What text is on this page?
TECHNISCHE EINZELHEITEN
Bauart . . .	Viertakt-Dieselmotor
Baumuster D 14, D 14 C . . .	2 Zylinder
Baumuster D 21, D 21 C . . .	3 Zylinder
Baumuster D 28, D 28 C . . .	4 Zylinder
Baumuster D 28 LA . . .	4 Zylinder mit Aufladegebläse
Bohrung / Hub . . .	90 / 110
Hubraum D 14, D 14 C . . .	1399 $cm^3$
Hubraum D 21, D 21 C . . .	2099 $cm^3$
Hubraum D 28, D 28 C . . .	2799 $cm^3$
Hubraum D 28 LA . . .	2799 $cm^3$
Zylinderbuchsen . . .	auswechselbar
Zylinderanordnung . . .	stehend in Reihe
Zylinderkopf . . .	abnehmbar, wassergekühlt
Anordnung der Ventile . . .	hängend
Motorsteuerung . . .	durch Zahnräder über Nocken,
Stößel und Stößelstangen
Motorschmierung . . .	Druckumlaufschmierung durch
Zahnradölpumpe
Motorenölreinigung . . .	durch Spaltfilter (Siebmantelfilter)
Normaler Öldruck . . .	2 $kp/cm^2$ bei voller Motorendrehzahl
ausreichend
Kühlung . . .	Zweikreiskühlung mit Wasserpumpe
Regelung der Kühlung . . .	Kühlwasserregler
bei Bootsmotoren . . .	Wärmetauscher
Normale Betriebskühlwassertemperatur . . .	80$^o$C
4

======

Stated task: For each line of the entries that includes "Baumuster", show that line.

Output for this task:
Baumuster D 14, D 14 C . . .	2 Zylinder
Baumuster D 21, D 21 C . . .	3 Zylinder
Baumuster D 28, D 28 C . . .	4 Zylinder
Baumuster D 28 LA . . .	4 Zylinder mit Aufladegebläse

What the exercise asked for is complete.